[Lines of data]
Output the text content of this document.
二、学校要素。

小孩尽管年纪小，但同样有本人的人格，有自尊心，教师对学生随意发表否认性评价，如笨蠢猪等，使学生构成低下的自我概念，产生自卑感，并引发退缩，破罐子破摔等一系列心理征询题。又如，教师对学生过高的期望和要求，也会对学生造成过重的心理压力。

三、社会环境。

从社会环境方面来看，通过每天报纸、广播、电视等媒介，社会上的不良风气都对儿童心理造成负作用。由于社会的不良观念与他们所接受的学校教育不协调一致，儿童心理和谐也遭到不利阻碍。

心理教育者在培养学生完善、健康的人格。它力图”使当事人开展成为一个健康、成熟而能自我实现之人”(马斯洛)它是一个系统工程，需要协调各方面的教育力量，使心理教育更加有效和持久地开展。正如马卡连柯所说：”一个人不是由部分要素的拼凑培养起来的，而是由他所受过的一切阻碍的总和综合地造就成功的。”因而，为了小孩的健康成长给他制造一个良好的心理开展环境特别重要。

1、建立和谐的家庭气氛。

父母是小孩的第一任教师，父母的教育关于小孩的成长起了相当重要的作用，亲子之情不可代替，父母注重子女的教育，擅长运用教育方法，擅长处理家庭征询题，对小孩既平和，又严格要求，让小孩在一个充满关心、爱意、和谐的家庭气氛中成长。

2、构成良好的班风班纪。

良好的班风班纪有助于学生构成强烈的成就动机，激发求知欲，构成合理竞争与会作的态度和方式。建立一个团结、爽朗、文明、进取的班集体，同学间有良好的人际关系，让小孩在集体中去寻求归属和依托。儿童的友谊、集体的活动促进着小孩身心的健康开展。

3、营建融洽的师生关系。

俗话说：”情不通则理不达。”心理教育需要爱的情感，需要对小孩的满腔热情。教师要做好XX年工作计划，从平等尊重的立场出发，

:: REQUIRED TASK ::
Write out the whole listing again. Match it word for word.

:: THE COMPLETED TASK ::
Output the text content of this document.
二、学校要素。

小孩尽管年纪小，但同样有本人的人格，有自尊心，教师对学生随意发表否认性评价，如笨蠢猪等，使学生构成低下的自我概念，产生自卑感，并引发退缩，破罐子破摔等一系列心理征询题。又如，教师对学生过高的期望和要求，也会对学生造成过重的心理压力。

三、社会环境。

从社会环境方面来看，通过每天报纸、广播、电视等媒介，社会上的不良风气都对儿童心理造成负作用。由于社会的不良观念与他们所接受的学校教育不协调一致，儿童心理和谐也遭到不利阻碍。

心理教育者在培养学生完善、健康的人格。它力图”使当事人开展成为一个健康、成熟而能自我实现之人”(马斯洛)它是一个系统工程，需要协调各方面的教育力量，使心理教育更加有效和持久地开展。正如马卡连柯所说：”一个人不是由部分要素的拼凑培养起来的，而是由他所受过的一切阻碍的总和综合地造就成功的。”因而，为了小孩的健康成长给他制造一个良好的心理开展环境特别重要。

1、建立和谐的家庭气氛。

父母是小孩的第一任教师，父母的教育关于小孩的成长起了相当重要的作用，亲子之情不可代替，父母注重子女的教育，擅长运用教育方法，擅长处理家庭征询题，对小孩既平和，又严格要求，让小孩在一个充满关心、爱意、和谐的家庭气氛中成长。

2、构成良好的班风班纪。

良好的班风班纪有助于学生构成强烈的成就动机，激发求知欲，构成合理竞争与会作的态度和方式。建立一个团结、爽朗、文明、进取的班集体，同学间有良好的人际关系，让小孩在集体中去寻求归属和依托。儿童的友谊、集体的活动促进着小孩身心的健康开展。

3、营建融洽的师生关系。

俗话说：”情不通则理不达。”心理教育需要爱的情感，需要对小孩的满腔热情。教师要做好XX年工作计划，从平等尊重的立场出发，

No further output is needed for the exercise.